PROBLEM TO WORK ON:
Give every entry again, unchanged, and leave its images out.

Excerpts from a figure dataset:
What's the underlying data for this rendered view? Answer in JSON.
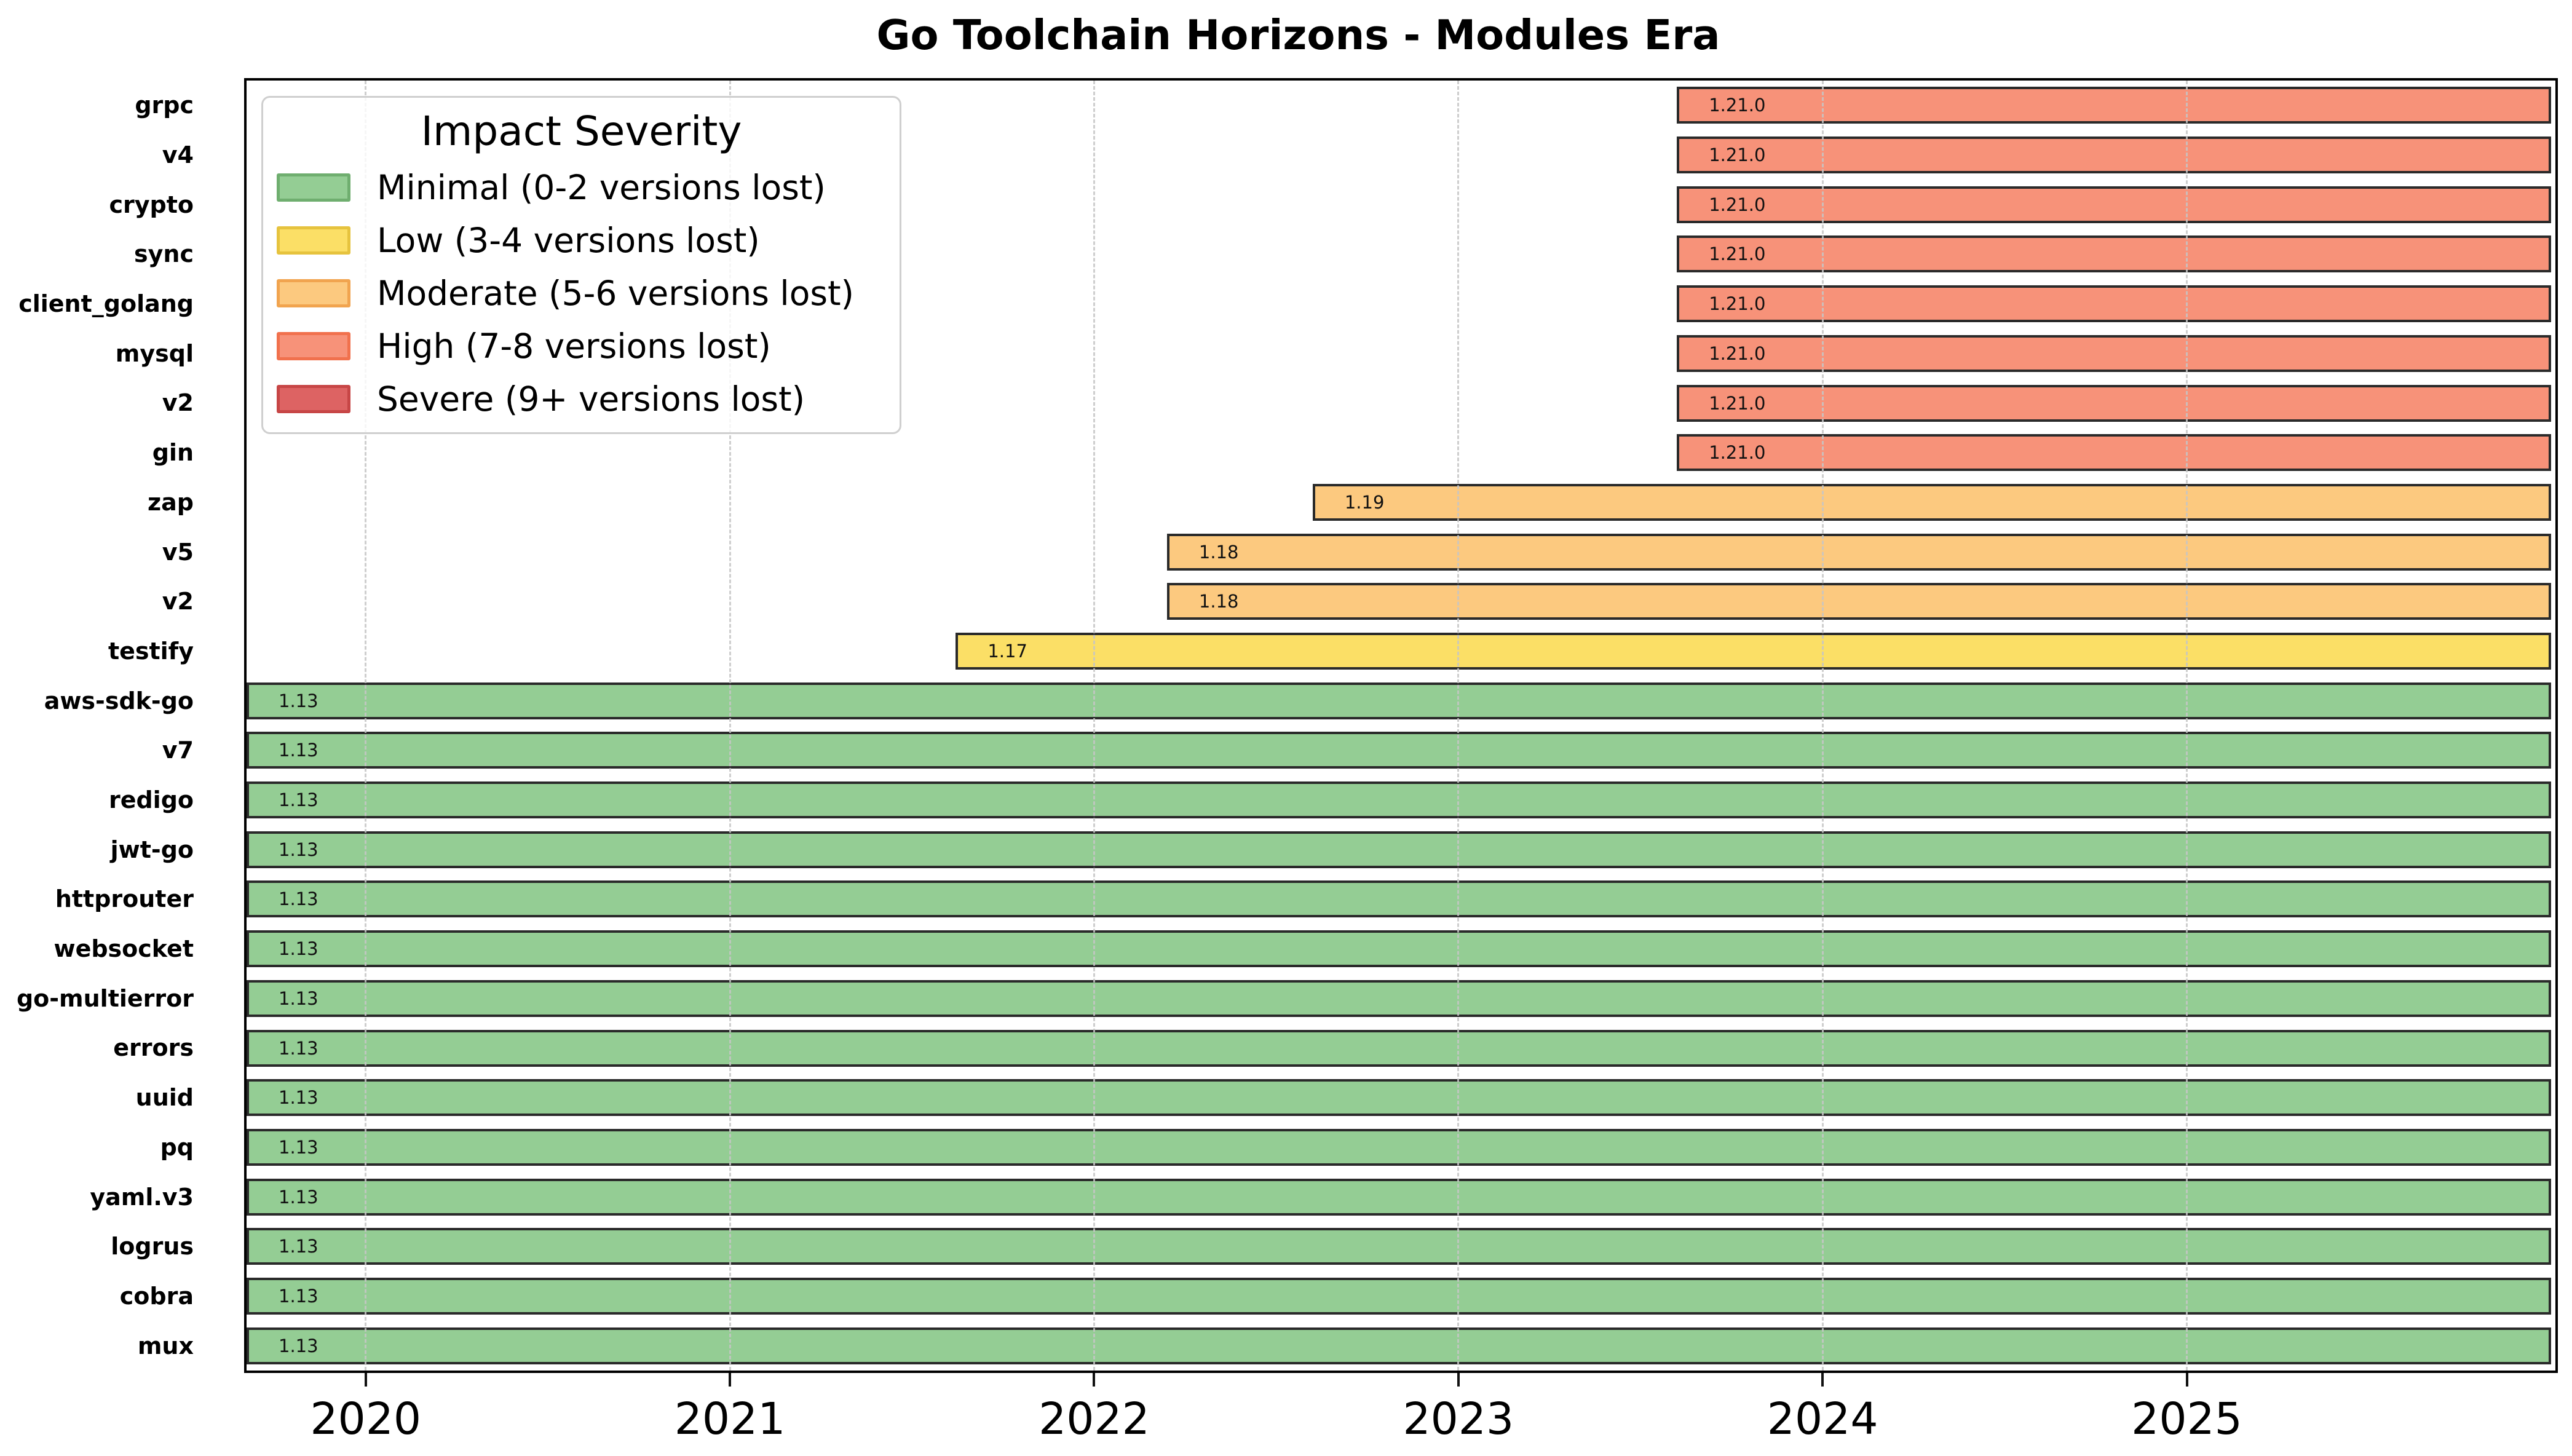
{
  "title": "Go Toolchain Horizons - Modules Era",
  "legend": {
    "title": "Impact Severity",
    "items": [
      {
        "severity": "minimal",
        "label": "Minimal (0-2 versions lost)",
        "fill": "#94cd94",
        "border": "#6fae6f"
      },
      {
        "severity": "low",
        "label": "Low (3-4 versions lost)",
        "fill": "#fbdf66",
        "border": "#e6c33e"
      },
      {
        "severity": "moderate",
        "label": "Moderate (5-6 versions lost)",
        "fill": "#fcc97f",
        "border": "#f1a44f"
      },
      {
        "severity": "high",
        "label": "High (7-8 versions lost)",
        "fill": "#f79279",
        "border": "#f1714d"
      },
      {
        "severity": "severe",
        "label": "Severe (9+ versions lost)",
        "fill": "#dd6363",
        "border": "#c74646"
      }
    ]
  },
  "chart_data": {
    "type": "bar",
    "orientation": "horizontal",
    "title": "Go Toolchain Horizons - Modules Era",
    "bar_edge_color": "#2a2a2a",
    "grid": "dashed-vertical",
    "x_axis": {
      "range": [
        2019.673,
        2026.012
      ],
      "tick_values": [
        2020,
        2021,
        2022,
        2023,
        2024,
        2025
      ],
      "tick_labels": [
        "2020",
        "2021",
        "2022",
        "2023",
        "2024",
        "2025"
      ]
    },
    "bars": [
      {
        "module": "grpc",
        "severity": "high",
        "label": "1.21.0",
        "start": 2023.6,
        "end": 2026.0
      },
      {
        "module": "v4",
        "severity": "high",
        "label": "1.21.0",
        "start": 2023.6,
        "end": 2026.0
      },
      {
        "module": "crypto",
        "severity": "high",
        "label": "1.21.0",
        "start": 2023.6,
        "end": 2026.0
      },
      {
        "module": "sync",
        "severity": "high",
        "label": "1.21.0",
        "start": 2023.6,
        "end": 2026.0
      },
      {
        "module": "client_golang",
        "severity": "high",
        "label": "1.21.0",
        "start": 2023.6,
        "end": 2026.0
      },
      {
        "module": "mysql",
        "severity": "high",
        "label": "1.21.0",
        "start": 2023.6,
        "end": 2026.0
      },
      {
        "module": "v2",
        "severity": "high",
        "label": "1.21.0",
        "start": 2023.6,
        "end": 2026.0
      },
      {
        "module": "gin",
        "severity": "high",
        "label": "1.21.0",
        "start": 2023.6,
        "end": 2026.0
      },
      {
        "module": "zap",
        "severity": "moderate",
        "label": "1.19",
        "start": 2022.6,
        "end": 2026.0
      },
      {
        "module": "v5",
        "severity": "moderate",
        "label": "1.18",
        "start": 2022.2,
        "end": 2026.0
      },
      {
        "module": "v2",
        "severity": "moderate",
        "label": "1.18",
        "start": 2022.2,
        "end": 2026.0
      },
      {
        "module": "testify",
        "severity": "low",
        "label": "1.17",
        "start": 2021.62,
        "end": 2026.0
      },
      {
        "module": "aws-sdk-go",
        "severity": "minimal",
        "label": "1.13",
        "start": 2019.673,
        "end": 2026.0
      },
      {
        "module": "v7",
        "severity": "minimal",
        "label": "1.13",
        "start": 2019.673,
        "end": 2026.0
      },
      {
        "module": "redigo",
        "severity": "minimal",
        "label": "1.13",
        "start": 2019.673,
        "end": 2026.0
      },
      {
        "module": "jwt-go",
        "severity": "minimal",
        "label": "1.13",
        "start": 2019.673,
        "end": 2026.0
      },
      {
        "module": "httprouter",
        "severity": "minimal",
        "label": "1.13",
        "start": 2019.673,
        "end": 2026.0
      },
      {
        "module": "websocket",
        "severity": "minimal",
        "label": "1.13",
        "start": 2019.673,
        "end": 2026.0
      },
      {
        "module": "go-multierror",
        "severity": "minimal",
        "label": "1.13",
        "start": 2019.673,
        "end": 2026.0
      },
      {
        "module": "errors",
        "severity": "minimal",
        "label": "1.13",
        "start": 2019.673,
        "end": 2026.0
      },
      {
        "module": "uuid",
        "severity": "minimal",
        "label": "1.13",
        "start": 2019.673,
        "end": 2026.0
      },
      {
        "module": "pq",
        "severity": "minimal",
        "label": "1.13",
        "start": 2019.673,
        "end": 2026.0
      },
      {
        "module": "yaml.v3",
        "severity": "minimal",
        "label": "1.13",
        "start": 2019.673,
        "end": 2026.0
      },
      {
        "module": "logrus",
        "severity": "minimal",
        "label": "1.13",
        "start": 2019.673,
        "end": 2026.0
      },
      {
        "module": "cobra",
        "severity": "minimal",
        "label": "1.13",
        "start": 2019.673,
        "end": 2026.0
      },
      {
        "module": "mux",
        "severity": "minimal",
        "label": "1.13",
        "start": 2019.673,
        "end": 2026.0
      }
    ]
  }
}
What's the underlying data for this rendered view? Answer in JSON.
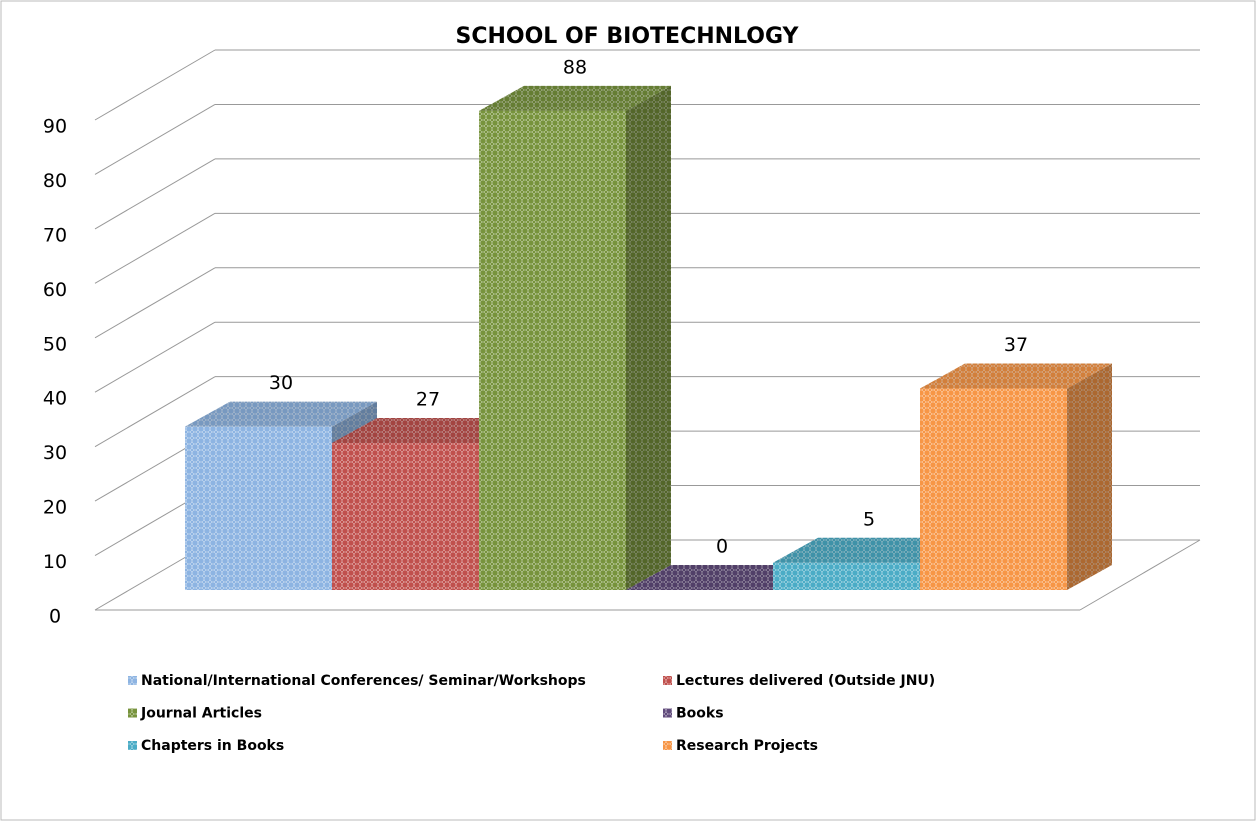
{
  "chart_data": {
    "type": "bar3d",
    "title": "SCHOOL OF BIOTECHNLOGY",
    "ylim": [
      0,
      90
    ],
    "yticks": [
      0,
      10,
      20,
      30,
      40,
      50,
      60,
      70,
      80,
      90
    ],
    "grid": true,
    "series": [
      {
        "name": "National/International Conferences/ Seminar/Workshops",
        "color": "#8db4e2",
        "values": [
          30
        ]
      },
      {
        "name": "Lectures delivered (Outside JNU)",
        "color": "#c0504d",
        "values": [
          27
        ]
      },
      {
        "name": "Journal Articles",
        "color": "#77933c",
        "values": [
          88
        ]
      },
      {
        "name": "Books",
        "color": "#604a7b",
        "values": [
          0
        ]
      },
      {
        "name": "Chapters in Books",
        "color": "#4bacc6",
        "values": [
          5
        ]
      },
      {
        "name": "Research Projects",
        "color": "#f79646",
        "values": [
          37
        ]
      }
    ]
  }
}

ANSWER FOR THIS EXERCISE:
What's the underlying data for this rendered view? Answer in JSON.
{
  "title": "Go Toolchain Horizons - Modules Era",
  "legend": {
    "title": "Impact Severity",
    "items": [
      {
        "severity": "minimal",
        "label": "Minimal (0-2 versions lost)",
        "fill": "#94cd94",
        "border": "#6fae6f"
      },
      {
        "severity": "low",
        "label": "Low (3-4 versions lost)",
        "fill": "#fbdf66",
        "border": "#e6c33e"
      },
      {
        "severity": "moderate",
        "label": "Moderate (5-6 versions lost)",
        "fill": "#fcc97f",
        "border": "#f1a44f"
      },
      {
        "severity": "high",
        "label": "High (7-8 versions lost)",
        "fill": "#f79279",
        "border": "#f1714d"
      },
      {
        "severity": "severe",
        "label": "Severe (9+ versions lost)",
        "fill": "#dd6363",
        "border": "#c74646"
      }
    ]
  },
  "chart_data": {
    "type": "bar",
    "orientation": "horizontal",
    "title": "Go Toolchain Horizons - Modules Era",
    "bar_edge_color": "#2a2a2a",
    "grid": "dashed-vertical",
    "x_axis": {
      "range": [
        2019.673,
        2026.012
      ],
      "tick_values": [
        2020,
        2021,
        2022,
        2023,
        2024,
        2025
      ],
      "tick_labels": [
        "2020",
        "2021",
        "2022",
        "2023",
        "2024",
        "2025"
      ]
    },
    "bars": [
      {
        "module": "grpc",
        "severity": "high",
        "label": "1.21.0",
        "start": 2023.6,
        "end": 2026.0
      },
      {
        "module": "v4",
        "severity": "high",
        "label": "1.21.0",
        "start": 2023.6,
        "end": 2026.0
      },
      {
        "module": "crypto",
        "severity": "high",
        "label": "1.21.0",
        "start": 2023.6,
        "end": 2026.0
      },
      {
        "module": "sync",
        "severity": "high",
        "label": "1.21.0",
        "start": 2023.6,
        "end": 2026.0
      },
      {
        "module": "client_golang",
        "severity": "high",
        "label": "1.21.0",
        "start": 2023.6,
        "end": 2026.0
      },
      {
        "module": "mysql",
        "severity": "high",
        "label": "1.21.0",
        "start": 2023.6,
        "end": 2026.0
      },
      {
        "module": "v2",
        "severity": "high",
        "label": "1.21.0",
        "start": 2023.6,
        "end": 2026.0
      },
      {
        "module": "gin",
        "severity": "high",
        "label": "1.21.0",
        "start": 2023.6,
        "end": 2026.0
      },
      {
        "module": "zap",
        "severity": "moderate",
        "label": "1.19",
        "start": 2022.6,
        "end": 2026.0
      },
      {
        "module": "v5",
        "severity": "moderate",
        "label": "1.18",
        "start": 2022.2,
        "end": 2026.0
      },
      {
        "module": "v2",
        "severity": "moderate",
        "label": "1.18",
        "start": 2022.2,
        "end": 2026.0
      },
      {
        "module": "testify",
        "severity": "low",
        "label": "1.17",
        "start": 2021.62,
        "end": 2026.0
      },
      {
        "module": "aws-sdk-go",
        "severity": "minimal",
        "label": "1.13",
        "start": 2019.673,
        "end": 2026.0
      },
      {
        "module": "v7",
        "severity": "minimal",
        "label": "1.13",
        "start": 2019.673,
        "end": 2026.0
      },
      {
        "module": "redigo",
        "severity": "minimal",
        "label": "1.13",
        "start": 2019.673,
        "end": 2026.0
      },
      {
        "module": "jwt-go",
        "severity": "minimal",
        "label": "1.13",
        "start": 2019.673,
        "end": 2026.0
      },
      {
        "module": "httprouter",
        "severity": "minimal",
        "label": "1.13",
        "start": 2019.673,
        "end": 2026.0
      },
      {
        "module": "websocket",
        "severity": "minimal",
        "label": "1.13",
        "start": 2019.673,
        "end": 2026.0
      },
      {
        "module": "go-multierror",
        "severity": "minimal",
        "label": "1.13",
        "start": 2019.673,
        "end": 2026.0
      },
      {
        "module": "errors",
        "severity": "minimal",
        "label": "1.13",
        "start": 2019.673,
        "end": 2026.0
      },
      {
        "module": "uuid",
        "severity": "minimal",
        "label": "1.13",
        "start": 2019.673,
        "end": 2026.0
      },
      {
        "module": "pq",
        "severity": "minimal",
        "label": "1.13",
        "start": 2019.673,
        "end": 2026.0
      },
      {
        "module": "yaml.v3",
        "severity": "minimal",
        "label": "1.13",
        "start": 2019.673,
        "end": 2026.0
      },
      {
        "module": "logrus",
        "severity": "minimal",
        "label": "1.13",
        "start": 2019.673,
        "end": 2026.0
      },
      {
        "module": "cobra",
        "severity": "minimal",
        "label": "1.13",
        "start": 2019.673,
        "end": 2026.0
      },
      {
        "module": "mux",
        "severity": "minimal",
        "label": "1.13",
        "start": 2019.673,
        "end": 2026.0
      }
    ]
  }
}
What's the underlying data for this rendered view? Answer in JSON.
{
  "chart_data": {
    "type": "bar3d",
    "title": "SCHOOL OF BIOTECHNLOGY",
    "ylim": [
      0,
      90
    ],
    "yticks": [
      0,
      10,
      20,
      30,
      40,
      50,
      60,
      70,
      80,
      90
    ],
    "grid": true,
    "series": [
      {
        "name": "National/International Conferences/ Seminar/Workshops",
        "color": "#8db4e2",
        "values": [
          30
        ]
      },
      {
        "name": "Lectures delivered (Outside JNU)",
        "color": "#c0504d",
        "values": [
          27
        ]
      },
      {
        "name": "Journal Articles",
        "color": "#77933c",
        "values": [
          88
        ]
      },
      {
        "name": "Books",
        "color": "#604a7b",
        "values": [
          0
        ]
      },
      {
        "name": "Chapters in Books",
        "color": "#4bacc6",
        "values": [
          5
        ]
      },
      {
        "name": "Research Projects",
        "color": "#f79646",
        "values": [
          37
        ]
      }
    ]
  }
}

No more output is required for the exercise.